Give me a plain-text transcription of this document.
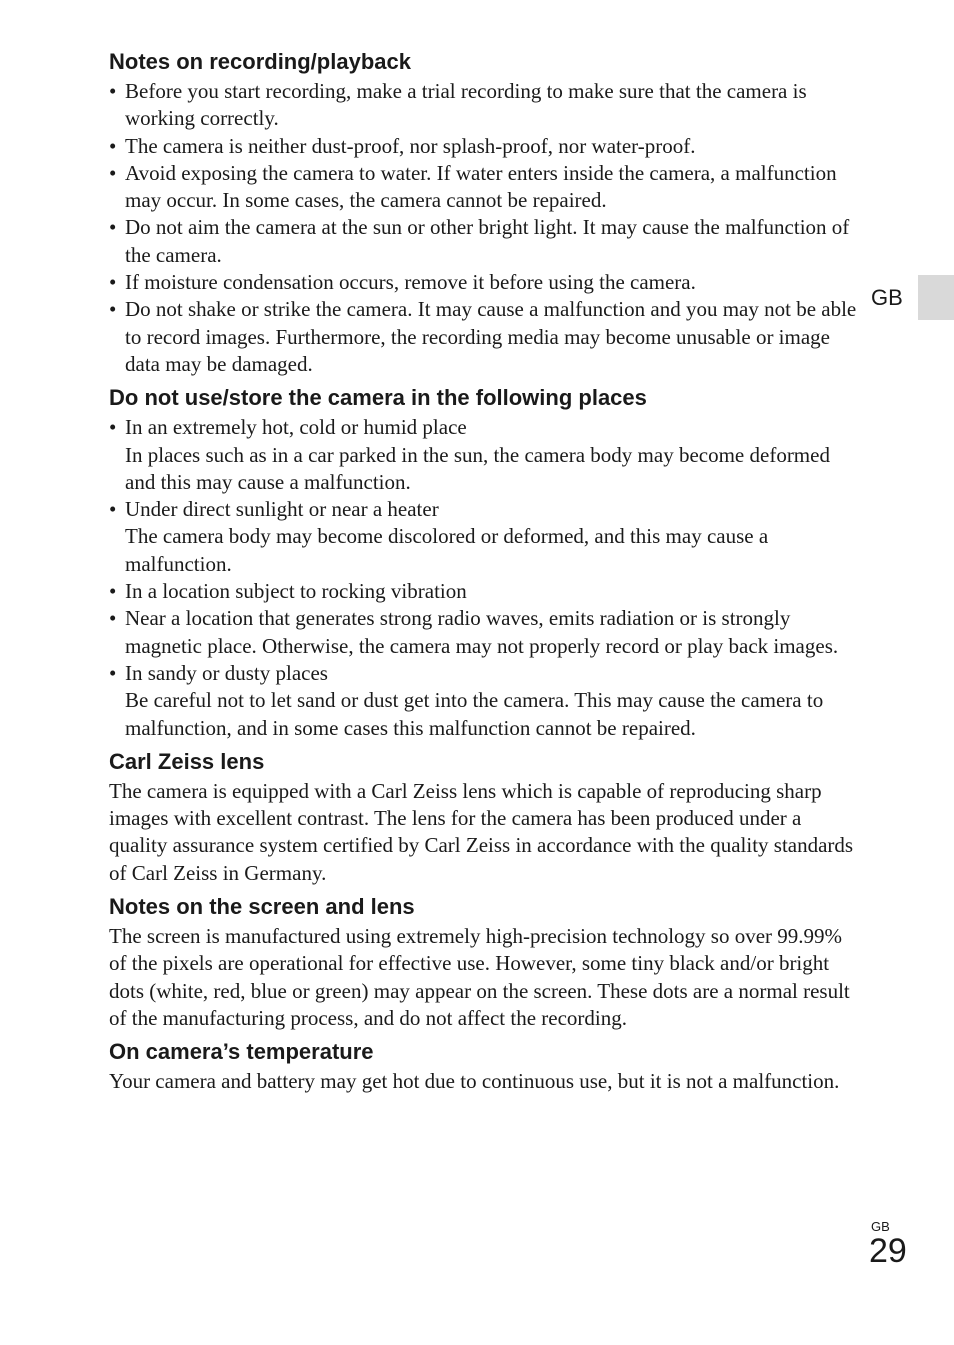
GB
Notes on recording/playback
• Before you start recording, make a trial recording to make sure that the camera is working correctly.
• The camera is neither dust-proof, nor splash-proof, nor water-proof.
• Avoid exposing the camera to water. If water enters inside the camera, a malfunction may occur. In some cases, the camera cannot be repaired.
• Do not aim the camera at the sun or other bright light. It may cause the malfunction of the camera.
• If moisture condensation occurs, remove it before using the camera.
• Do not shake or strike the camera. It may cause a malfunction and you may not be able to record images. Furthermore, the recording media may become unusable or image data may be damaged.
Do not use/store the camera in the following places
• In an extremely hot, cold or humid place
In places such as in a car parked in the sun, the camera body may become deformed and this may cause a malfunction.
• Under direct sunlight or near a heater
The camera body may become discolored or deformed, and this may cause a malfunction.
• In a location subject to rocking vibration
• Near a location that generates strong radio waves, emits radiation or is strongly magnetic place. Otherwise, the camera may not properly record or play back images.
• In sandy or dusty places
Be careful not to let sand or dust get into the camera. This may cause the camera to malfunction, and in some cases this malfunction cannot be repaired.
Carl Zeiss lens

The camera is equipped with a Carl Zeiss lens which is capable of reproducing sharp images with excellent contrast. The lens for the camera has been produced under a quality assurance system certified by Carl Zeiss in accordance with the quality standards of Carl Zeiss in Germany.

Notes on the screen and lens

The screen is manufactured using extremely high-precision technology so over 99.99% of the pixels are operational for effective use. However, some tiny black and/or bright dots (white, red, blue or green) may appear on the screen. These dots are a normal result of the manufacturing process, and do not affect the recording.

On camera’s temperature

Your camera and battery may get hot due to continuous use, but it is not a malfunction.

GB
29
----
Task requirements:
Pictures appear in the records above. Output everything except them, exactly.

Task result:
Give me a plain-text transcription of this document.
GB
Notes on recording/playback
• Before you start recording, make a trial recording to make sure that the camera is working correctly.
• The camera is neither dust-proof, nor splash-proof, nor water-proof.
• Avoid exposing the camera to water. If water enters inside the camera, a malfunction may occur. In some cases, the camera cannot be repaired.
• Do not aim the camera at the sun or other bright light. It may cause the malfunction of the camera.
• If moisture condensation occurs, remove it before using the camera.
• Do not shake or strike the camera. It may cause a malfunction and you may not be able to record images. Furthermore, the recording media may become unusable or image data may be damaged.
Do not use/store the camera in the following places
• In an extremely hot, cold or humid place
In places such as in a car parked in the sun, the camera body may become deformed and this may cause a malfunction.
• Under direct sunlight or near a heater
The camera body may become discolored or deformed, and this may cause a malfunction.
• In a location subject to rocking vibration
• Near a location that generates strong radio waves, emits radiation or is strongly magnetic place. Otherwise, the camera may not properly record or play back images.
• In sandy or dusty places
Be careful not to let sand or dust get into the camera. This may cause the camera to malfunction, and in some cases this malfunction cannot be repaired.
Carl Zeiss lens

The camera is equipped with a Carl Zeiss lens which is capable of reproducing sharp images with excellent contrast. The lens for the camera has been produced under a quality assurance system certified by Carl Zeiss in accordance with the quality standards of Carl Zeiss in Germany.

Notes on the screen and lens

The screen is manufactured using extremely high-precision technology so over 99.99% of the pixels are operational for effective use. However, some tiny black and/or bright dots (white, red, blue or green) may appear on the screen. These dots are a normal result of the manufacturing process, and do not affect the recording.

On camera’s temperature

Your camera and battery may get hot due to continuous use, but it is not a malfunction.

GB
29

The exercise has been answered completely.